## AIM
Pictures stay out of the copy; set down each line of the listing below exactly.

## INPUT FOR THIS TASK
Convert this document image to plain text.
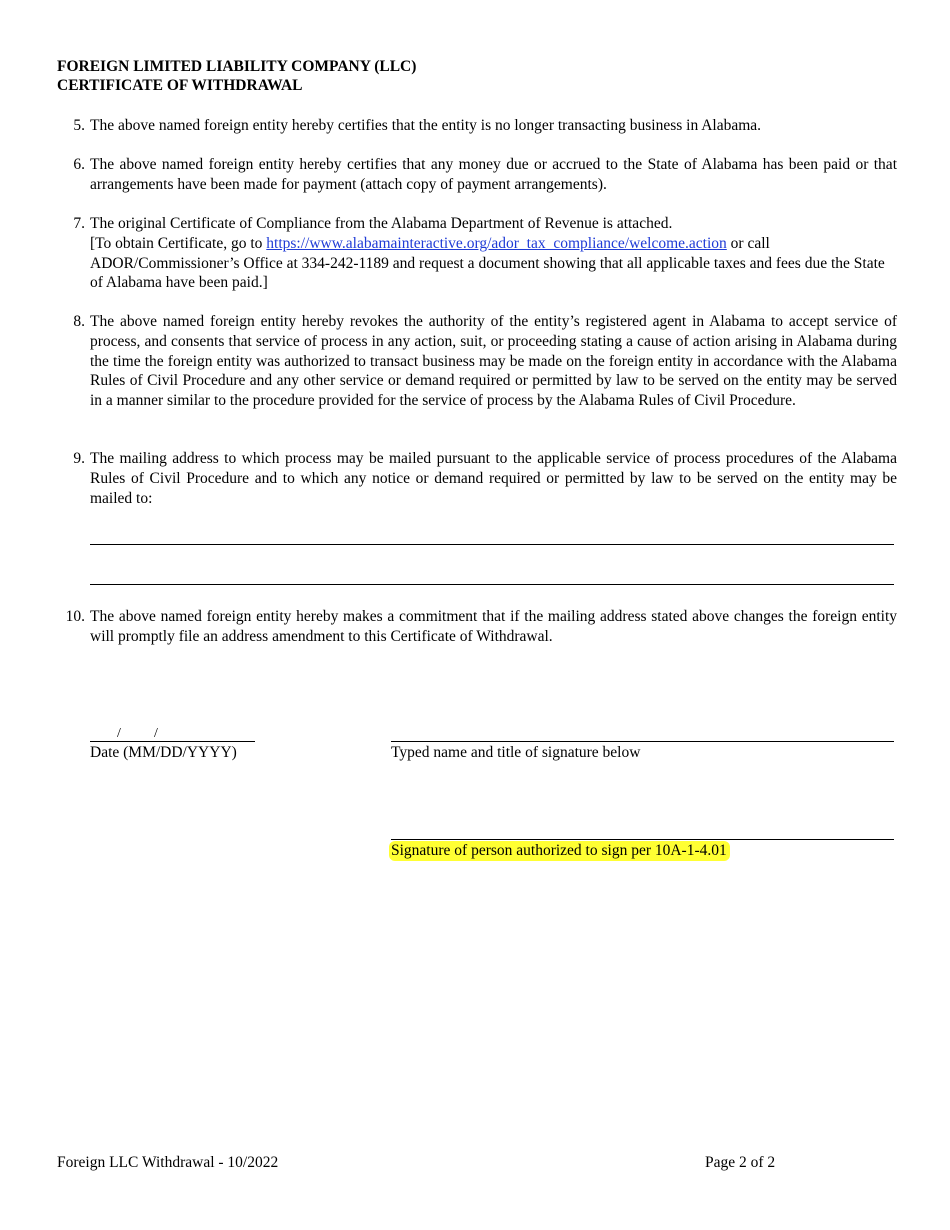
FOREIGN LIMITED LIABILITY COMPANY (LLC)
CERTIFICATE OF WITHDRAWAL
5. The above named foreign entity hereby certifies that the entity is no longer transacting business in Alabama.

6. The above named foreign entity hereby certifies that any money due or accrued to the State of Alabama has been paid or that arrangements have been made for payment (attach copy of payment arrangements).

7. The original Certificate of Compliance from the Alabama Department of Revenue is attached.

[To obtain Certificate, go to https://www.alabamainteractive.org/ador_tax_compliance/welcome.action or call ADOR/Commissioner’s Office at 334-242-1189 and request a document showing that all applicable taxes and fees due the State of Alabama have been paid.]

8. The above named foreign entity hereby revokes the authority of the entity’s registered agent in Alabama to accept service of process, and consents that service of process in any action, suit, or proceeding stating a cause of action arising in Alabama during the time the foreign entity was authorized to transact business may be made on the foreign entity in accordance with the Alabama Rules of Civil Procedure and any other service or demand required or permitted by law to be served on the entity may be served in a manner similar to the procedure provided for the service of process by the Alabama Rules of Civil Procedure.

9. The mailing address to which process may be mailed pursuant to the applicable service of process procedures of the Alabama Rules of Civil Procedure and to which any notice or demand required or permitted by law to be served on the entity may be mailed to:

10. The above named foreign entity hereby makes a commitment that if the mailing address stated above changes the foreign entity will promptly file an address amendment to this Certificate of Withdrawal.

/ /
Date (MM/DD/YYYY)	Typed name and title of signature below
Signature of person authorized to sign per 10A-1-4.01
Foreign LLC Withdrawal - 10/2022	Page 2 of 2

## ANSWER TO THIS TASK
Convert this document image to plain text.
FOREIGN LIMITED LIABILITY COMPANY (LLC)
CERTIFICATE OF WITHDRAWAL
5. The above named foreign entity hereby certifies that the entity is no longer transacting business in Alabama.

6. The above named foreign entity hereby certifies that any money due or accrued to the State of Alabama has been paid or that arrangements have been made for payment (attach copy of payment arrangements).

7. The original Certificate of Compliance from the Alabama Department of Revenue is attached.

[To obtain Certificate, go to https://www.alabamainteractive.org/ador_tax_compliance/welcome.action or call ADOR/Commissioner’s Office at 334-242-1189 and request a document showing that all applicable taxes and fees due the State of Alabama have been paid.]

8. The above named foreign entity hereby revokes the authority of the entity’s registered agent in Alabama to accept service of process, and consents that service of process in any action, suit, or proceeding stating a cause of action arising in Alabama during the time the foreign entity was authorized to transact business may be made on the foreign entity in accordance with the Alabama Rules of Civil Procedure and any other service or demand required or permitted by law to be served on the entity may be served in a manner similar to the procedure provided for the service of process by the Alabama Rules of Civil Procedure.

9. The mailing address to which process may be mailed pursuant to the applicable service of process procedures of the Alabama Rules of Civil Procedure and to which any notice or demand required or permitted by law to be served on the entity may be mailed to:

10. The above named foreign entity hereby makes a commitment that if the mailing address stated above changes the foreign entity will promptly file an address amendment to this Certificate of Withdrawal.

/ /
Date (MM/DD/YYYY)	Typed name and title of signature below
Signature of person authorized to sign per 10A-1-4.01
Foreign LLC Withdrawal - 10/2022	Page 2 of 2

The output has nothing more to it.